[begin Records for the task]

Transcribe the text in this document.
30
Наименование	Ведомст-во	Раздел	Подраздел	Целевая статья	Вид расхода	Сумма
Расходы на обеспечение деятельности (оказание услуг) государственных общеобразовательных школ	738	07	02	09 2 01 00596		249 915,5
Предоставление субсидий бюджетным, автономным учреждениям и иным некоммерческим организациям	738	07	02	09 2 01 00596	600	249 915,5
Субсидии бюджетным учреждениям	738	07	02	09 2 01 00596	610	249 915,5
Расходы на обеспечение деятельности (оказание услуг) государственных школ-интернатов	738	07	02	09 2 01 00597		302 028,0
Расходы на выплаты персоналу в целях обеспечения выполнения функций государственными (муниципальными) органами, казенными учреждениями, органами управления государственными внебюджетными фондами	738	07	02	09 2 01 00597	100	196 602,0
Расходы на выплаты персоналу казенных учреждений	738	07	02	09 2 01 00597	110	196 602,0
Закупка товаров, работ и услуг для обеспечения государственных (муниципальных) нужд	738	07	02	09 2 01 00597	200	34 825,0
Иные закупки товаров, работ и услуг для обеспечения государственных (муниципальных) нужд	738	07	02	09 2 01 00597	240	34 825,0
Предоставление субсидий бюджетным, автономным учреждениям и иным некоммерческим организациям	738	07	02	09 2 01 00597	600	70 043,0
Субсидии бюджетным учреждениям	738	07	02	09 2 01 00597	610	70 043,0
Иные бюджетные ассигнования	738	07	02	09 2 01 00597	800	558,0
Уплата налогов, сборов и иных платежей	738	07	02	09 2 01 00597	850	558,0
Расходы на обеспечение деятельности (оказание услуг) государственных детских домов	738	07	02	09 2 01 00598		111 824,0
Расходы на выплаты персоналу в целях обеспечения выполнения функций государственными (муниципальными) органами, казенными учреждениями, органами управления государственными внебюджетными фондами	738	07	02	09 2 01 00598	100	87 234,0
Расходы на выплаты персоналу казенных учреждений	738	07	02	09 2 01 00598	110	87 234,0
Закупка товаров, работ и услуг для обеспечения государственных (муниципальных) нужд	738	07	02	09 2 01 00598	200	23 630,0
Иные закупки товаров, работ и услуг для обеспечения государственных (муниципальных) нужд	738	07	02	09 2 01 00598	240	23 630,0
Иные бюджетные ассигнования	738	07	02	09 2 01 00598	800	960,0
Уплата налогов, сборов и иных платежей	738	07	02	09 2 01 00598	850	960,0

[end Records for the task]

What needs to be done: Output the listing above exactly as it appears.

Expected output:
Transcribe the text in this document.
30
Наименование	Ведомст-во	Раздел	Подраздел	Целевая статья	Вид расхода	Сумма
Расходы на обеспечение деятельности (оказание услуг) государственных общеобразовательных школ	738	07	02	09 2 01 00596		249 915,5
Предоставление субсидий бюджетным, автономным учреждениям и иным некоммерческим организациям	738	07	02	09 2 01 00596	600	249 915,5
Субсидии бюджетным учреждениям	738	07	02	09 2 01 00596	610	249 915,5
Расходы на обеспечение деятельности (оказание услуг) государственных школ-интернатов	738	07	02	09 2 01 00597		302 028,0
Расходы на выплаты персоналу в целях обеспечения выполнения функций государственными (муниципальными) органами, казенными учреждениями, органами управления государственными внебюджетными фондами	738	07	02	09 2 01 00597	100	196 602,0
Расходы на выплаты персоналу казенных учреждений	738	07	02	09 2 01 00597	110	196 602,0
Закупка товаров, работ и услуг для обеспечения государственных (муниципальных) нужд	738	07	02	09 2 01 00597	200	34 825,0
Иные закупки товаров, работ и услуг для обеспечения государственных (муниципальных) нужд	738	07	02	09 2 01 00597	240	34 825,0
Предоставление субсидий бюджетным, автономным учреждениям и иным некоммерческим организациям	738	07	02	09 2 01 00597	600	70 043,0
Субсидии бюджетным учреждениям	738	07	02	09 2 01 00597	610	70 043,0
Иные бюджетные ассигнования	738	07	02	09 2 01 00597	800	558,0
Уплата налогов, сборов и иных платежей	738	07	02	09 2 01 00597	850	558,0
Расходы на обеспечение деятельности (оказание услуг) государственных детских домов	738	07	02	09 2 01 00598		111 824,0
Расходы на выплаты персоналу в целях обеспечения выполнения функций государственными (муниципальными) органами, казенными учреждениями, органами управления государственными внебюджетными фондами	738	07	02	09 2 01 00598	100	87 234,0
Расходы на выплаты персоналу казенных учреждений	738	07	02	09 2 01 00598	110	87 234,0
Закупка товаров, работ и услуг для обеспечения государственных (муниципальных) нужд	738	07	02	09 2 01 00598	200	23 630,0
Иные закупки товаров, работ и услуг для обеспечения государственных (муниципальных) нужд	738	07	02	09 2 01 00598	240	23 630,0
Иные бюджетные ассигнования	738	07	02	09 2 01 00598	800	960,0
Уплата налогов, сборов и иных платежей	738	07	02	09 2 01 00598	850	960,0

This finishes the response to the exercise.